** Begin **

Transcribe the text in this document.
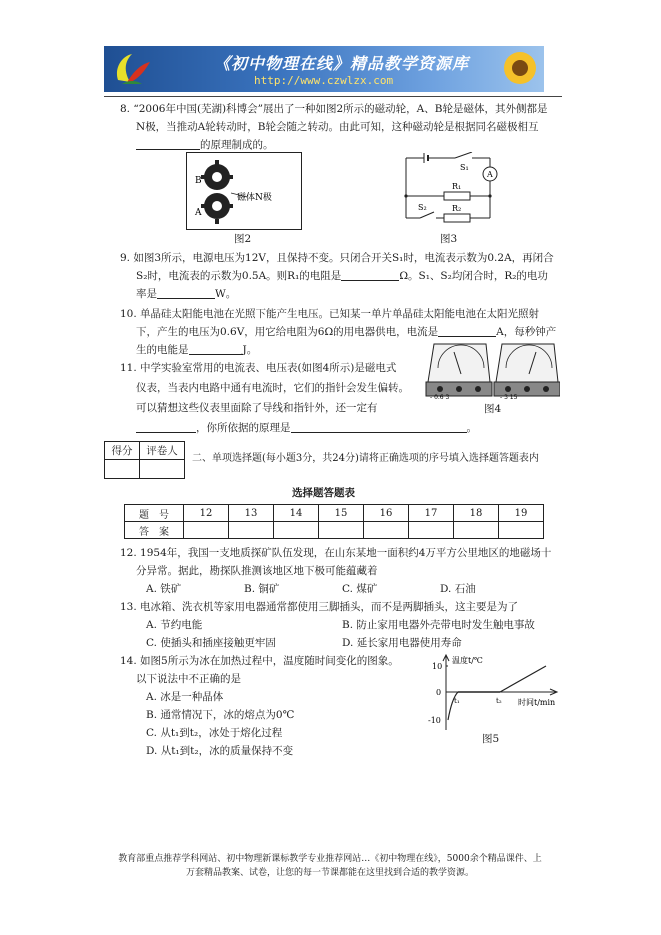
《初中物理在线》精品教学资源库
http://www.czwlzx.com
8. “2006年中国(芜湖)科博会”展出了一种如图2所示的磁动轮，A、B轮是磁体，其外侧都是
N极，当推动A轮转动时，B轮会随之转动。由此可知，这种磁动轮是根据同名磁极相互
的原理制成的。
B
A
磁体N极
图2
S₁
A
R₁
S₂	R₂
图3
9. 如图3所示，电源电压为12V，且保持不变。只闭合开关S₁时，电流表示数为0.2A，再闭合
S₂时，电流表的示数为0.5A。则R₁的电阻是	Ω。S₁、S₂均闭合时，R₂的电功
率是	W。
10. 单晶硅太阳能电池在光照下能产生电压。已知某一单片单晶硅太阳能电池在太阳光照射
下，产生的电压为0.6V，用它给电阻为6Ω的用电器供电，电流是	A，每秒钟产
生的电能是	J。
11. 中学实验室常用的电流表、电压表(如图4所示)是磁电式
仪表，当表内电路中通有电流时，它们的指针会发生偏转。
可以猜想这些仪表里面除了导线和指针外，还一定有
，你所依据的原理是	。
- 0.6 3	- 3 15
图4
得分	评卷人

二、单项选择题(每小题3分，共24分)请将正确选项的序号填入选择题答题表内
选择题答题表
题　号	12	13	14	15	16	17	18	19
答　案								
12. 1954年，我国一支地质探矿队伍发现，在山东某地一面积约4万平方公里地区的地磁场十
分异常。据此，勘探队推测该地区地下极可能蕴藏着
A. 铁矿	B. 铜矿	C. 煤矿	D. 石油
13. 电冰箱、洗衣机等家用电器通常都使用三脚插头，而不是两脚插头，这主要是为了
A. 节约电能	B. 防止家用电器外壳带电时发生触电事故
C. 使插头和插座接触更牢固	D. 延长家用电器使用寿命
14. 如图5所示为冰在加热过程中，温度随时间变化的图象。
以下说法中不正确的是
A. 冰是一种晶体
B. 通常情况下，冰的熔点为0℃
C. 从t₁到t₂，冰处于熔化过程
D. 从t₁到t₂，冰的质量保持不变
温度t/℃
10
0
-10
t₁	t₂ 时间t/min
图5
教育部重点推荐学科网站、初中物理新课标教学专业推荐网站…《初中物理在线》，5000余个精品课件、上
万套精品教案、试卷，让您的每一节课都能在这里找到合适的教学资源。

** End **

Given problem: Write out every record above exactly as it stands, but leave out the pictures.

Result for this exercise:
Transcribe the text in this document.
《初中物理在线》精品教学资源库
http://www.czwlzx.com
8. “2006年中国(芜湖)科博会”展出了一种如图2所示的磁动轮，A、B轮是磁体，其外侧都是
N极，当推动A轮转动时，B轮会随之转动。由此可知，这种磁动轮是根据同名磁极相互
的原理制成的。
B
A
磁体N极
图2
S₁
A
R₁
S₂	R₂
图3
9. 如图3所示，电源电压为12V，且保持不变。只闭合开关S₁时，电流表示数为0.2A，再闭合
S₂时，电流表的示数为0.5A。则R₁的电阻是	Ω。S₁、S₂均闭合时，R₂的电功
率是	W。
10. 单晶硅太阳能电池在光照下能产生电压。已知某一单片单晶硅太阳能电池在太阳光照射
下，产生的电压为0.6V，用它给电阻为6Ω的用电器供电，电流是	A，每秒钟产
生的电能是	J。
11. 中学实验室常用的电流表、电压表(如图4所示)是磁电式
仪表，当表内电路中通有电流时，它们的指针会发生偏转。
可以猜想这些仪表里面除了导线和指针外，还一定有
，你所依据的原理是	。
- 0.6 3	- 3 15
图4
得分	评卷人

二、单项选择题(每小题3分，共24分)请将正确选项的序号填入选择题答题表内
选择题答题表
题　号	12	13	14	15	16	17	18	19
答　案								
12. 1954年，我国一支地质探矿队伍发现，在山东某地一面积约4万平方公里地区的地磁场十
分异常。据此，勘探队推测该地区地下极可能蕴藏着
A. 铁矿	B. 铜矿	C. 煤矿	D. 石油
13. 电冰箱、洗衣机等家用电器通常都使用三脚插头，而不是两脚插头，这主要是为了
A. 节约电能	B. 防止家用电器外壳带电时发生触电事故
C. 使插头和插座接触更牢固	D. 延长家用电器使用寿命
14. 如图5所示为冰在加热过程中，温度随时间变化的图象。
以下说法中不正确的是
A. 冰是一种晶体
B. 通常情况下，冰的熔点为0℃
C. 从t₁到t₂，冰处于熔化过程
D. 从t₁到t₂，冰的质量保持不变
温度t/℃
10
0
-10
t₁	t₂ 时间t/min
图5
教育部重点推荐学科网站、初中物理新课标教学专业推荐网站…《初中物理在线》，5000余个精品课件、上
万套精品教案、试卷，让您的每一节课都能在这里找到合适的教学资源。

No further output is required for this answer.